## Aim of the task
Scan the lines below for the word "subtitle". Copy each line you find it in.

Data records
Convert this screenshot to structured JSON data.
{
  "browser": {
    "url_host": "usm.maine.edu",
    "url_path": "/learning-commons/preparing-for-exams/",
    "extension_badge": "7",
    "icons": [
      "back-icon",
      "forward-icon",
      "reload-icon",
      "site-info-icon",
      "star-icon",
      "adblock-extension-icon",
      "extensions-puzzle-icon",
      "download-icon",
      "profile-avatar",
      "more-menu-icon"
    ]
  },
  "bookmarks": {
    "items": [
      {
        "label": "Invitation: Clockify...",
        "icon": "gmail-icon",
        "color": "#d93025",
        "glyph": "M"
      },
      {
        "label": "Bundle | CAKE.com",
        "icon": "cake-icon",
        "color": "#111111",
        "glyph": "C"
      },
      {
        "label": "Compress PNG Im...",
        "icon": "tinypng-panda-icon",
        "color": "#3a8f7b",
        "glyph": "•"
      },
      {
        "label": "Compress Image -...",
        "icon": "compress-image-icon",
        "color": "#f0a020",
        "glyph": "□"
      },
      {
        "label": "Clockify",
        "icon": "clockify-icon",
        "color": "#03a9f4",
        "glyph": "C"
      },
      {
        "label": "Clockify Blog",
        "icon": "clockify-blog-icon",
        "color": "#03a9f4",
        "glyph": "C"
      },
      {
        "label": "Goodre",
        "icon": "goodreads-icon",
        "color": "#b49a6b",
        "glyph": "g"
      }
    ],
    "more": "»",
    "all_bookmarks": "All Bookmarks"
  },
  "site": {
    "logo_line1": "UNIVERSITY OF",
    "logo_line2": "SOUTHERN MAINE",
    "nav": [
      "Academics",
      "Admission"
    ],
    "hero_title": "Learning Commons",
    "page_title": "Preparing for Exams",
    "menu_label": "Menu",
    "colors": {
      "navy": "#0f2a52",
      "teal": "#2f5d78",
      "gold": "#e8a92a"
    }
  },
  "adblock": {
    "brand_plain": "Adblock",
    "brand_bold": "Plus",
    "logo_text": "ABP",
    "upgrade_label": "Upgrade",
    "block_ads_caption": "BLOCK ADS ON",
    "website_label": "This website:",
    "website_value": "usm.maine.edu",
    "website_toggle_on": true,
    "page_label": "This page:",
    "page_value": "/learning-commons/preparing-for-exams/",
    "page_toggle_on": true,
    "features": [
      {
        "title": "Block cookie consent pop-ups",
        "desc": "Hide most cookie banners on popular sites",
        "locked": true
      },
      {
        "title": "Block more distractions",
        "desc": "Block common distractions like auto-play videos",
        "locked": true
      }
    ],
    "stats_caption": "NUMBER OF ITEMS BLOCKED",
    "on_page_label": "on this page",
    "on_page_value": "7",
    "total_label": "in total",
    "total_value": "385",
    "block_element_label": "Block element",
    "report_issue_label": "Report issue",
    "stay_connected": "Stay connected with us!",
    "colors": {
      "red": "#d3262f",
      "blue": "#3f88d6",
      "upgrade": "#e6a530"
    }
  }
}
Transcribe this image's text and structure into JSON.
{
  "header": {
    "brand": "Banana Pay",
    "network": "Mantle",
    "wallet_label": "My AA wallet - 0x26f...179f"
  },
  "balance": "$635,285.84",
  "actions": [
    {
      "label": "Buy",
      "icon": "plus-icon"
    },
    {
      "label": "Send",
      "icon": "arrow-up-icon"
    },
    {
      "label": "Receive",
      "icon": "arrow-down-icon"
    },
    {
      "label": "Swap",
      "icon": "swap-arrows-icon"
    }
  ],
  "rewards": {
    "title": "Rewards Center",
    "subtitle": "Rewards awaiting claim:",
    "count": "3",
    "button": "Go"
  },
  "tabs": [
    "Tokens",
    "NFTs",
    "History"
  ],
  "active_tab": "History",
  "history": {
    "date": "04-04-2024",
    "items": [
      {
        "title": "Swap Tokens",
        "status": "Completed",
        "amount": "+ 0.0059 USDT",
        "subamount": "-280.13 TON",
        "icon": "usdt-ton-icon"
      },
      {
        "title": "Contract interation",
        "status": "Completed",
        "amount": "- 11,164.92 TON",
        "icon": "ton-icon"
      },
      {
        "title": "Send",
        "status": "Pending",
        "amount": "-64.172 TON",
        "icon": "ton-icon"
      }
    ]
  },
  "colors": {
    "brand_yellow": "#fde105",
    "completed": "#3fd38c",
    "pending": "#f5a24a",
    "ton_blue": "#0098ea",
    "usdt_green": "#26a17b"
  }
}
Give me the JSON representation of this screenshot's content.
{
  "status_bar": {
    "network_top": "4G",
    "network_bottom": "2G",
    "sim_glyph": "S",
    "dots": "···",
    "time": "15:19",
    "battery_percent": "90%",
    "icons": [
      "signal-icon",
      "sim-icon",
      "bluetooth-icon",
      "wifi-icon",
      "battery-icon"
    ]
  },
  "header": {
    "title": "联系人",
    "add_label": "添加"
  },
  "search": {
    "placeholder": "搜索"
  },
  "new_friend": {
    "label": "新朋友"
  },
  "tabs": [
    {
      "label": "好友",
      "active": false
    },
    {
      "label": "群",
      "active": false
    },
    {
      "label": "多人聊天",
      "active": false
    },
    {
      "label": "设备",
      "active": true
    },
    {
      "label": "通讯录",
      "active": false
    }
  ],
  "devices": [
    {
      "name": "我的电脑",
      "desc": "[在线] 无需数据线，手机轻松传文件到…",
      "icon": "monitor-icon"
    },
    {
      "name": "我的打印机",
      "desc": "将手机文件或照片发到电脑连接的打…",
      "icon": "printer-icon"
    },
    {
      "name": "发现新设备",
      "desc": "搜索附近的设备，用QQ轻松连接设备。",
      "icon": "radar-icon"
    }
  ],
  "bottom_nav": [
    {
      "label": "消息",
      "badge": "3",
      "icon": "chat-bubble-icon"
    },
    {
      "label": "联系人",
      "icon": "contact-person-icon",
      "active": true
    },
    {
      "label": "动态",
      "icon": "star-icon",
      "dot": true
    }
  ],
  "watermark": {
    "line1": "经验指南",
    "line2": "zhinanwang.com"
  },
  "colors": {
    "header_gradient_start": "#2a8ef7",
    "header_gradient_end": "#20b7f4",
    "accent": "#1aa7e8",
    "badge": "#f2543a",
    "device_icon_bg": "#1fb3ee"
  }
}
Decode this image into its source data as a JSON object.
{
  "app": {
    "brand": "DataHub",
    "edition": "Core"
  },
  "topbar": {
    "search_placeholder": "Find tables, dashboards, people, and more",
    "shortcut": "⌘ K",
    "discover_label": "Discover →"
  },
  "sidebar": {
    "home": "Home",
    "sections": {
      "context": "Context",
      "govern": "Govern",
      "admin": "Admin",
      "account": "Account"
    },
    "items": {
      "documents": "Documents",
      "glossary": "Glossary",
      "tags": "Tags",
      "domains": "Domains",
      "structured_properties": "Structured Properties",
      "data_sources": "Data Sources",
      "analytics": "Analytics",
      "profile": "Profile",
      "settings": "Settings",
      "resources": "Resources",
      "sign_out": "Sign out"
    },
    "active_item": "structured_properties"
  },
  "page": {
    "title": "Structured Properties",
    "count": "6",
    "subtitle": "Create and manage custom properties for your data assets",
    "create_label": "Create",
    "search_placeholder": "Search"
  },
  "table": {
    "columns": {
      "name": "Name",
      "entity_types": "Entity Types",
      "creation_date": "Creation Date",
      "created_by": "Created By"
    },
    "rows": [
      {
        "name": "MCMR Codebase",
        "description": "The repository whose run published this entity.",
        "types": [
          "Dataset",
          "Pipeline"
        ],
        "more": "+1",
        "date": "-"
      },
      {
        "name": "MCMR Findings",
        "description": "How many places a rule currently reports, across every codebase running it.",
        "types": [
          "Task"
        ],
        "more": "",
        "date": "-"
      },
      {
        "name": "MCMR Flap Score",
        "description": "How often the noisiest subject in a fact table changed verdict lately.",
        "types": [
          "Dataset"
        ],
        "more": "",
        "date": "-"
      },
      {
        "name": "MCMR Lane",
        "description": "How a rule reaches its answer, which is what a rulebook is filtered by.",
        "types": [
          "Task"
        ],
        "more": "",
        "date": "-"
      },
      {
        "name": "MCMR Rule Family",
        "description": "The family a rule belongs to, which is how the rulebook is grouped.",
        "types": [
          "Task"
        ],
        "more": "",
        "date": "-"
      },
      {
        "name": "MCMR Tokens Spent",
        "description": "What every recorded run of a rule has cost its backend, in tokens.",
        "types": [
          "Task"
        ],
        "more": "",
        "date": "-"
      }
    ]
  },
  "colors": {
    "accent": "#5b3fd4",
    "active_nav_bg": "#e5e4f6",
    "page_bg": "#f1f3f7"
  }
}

## Answer to this exercise
    "subtitle": "Rewards awaiting claim:",
    "subtitle": "Create and manage custom properties for your data assets",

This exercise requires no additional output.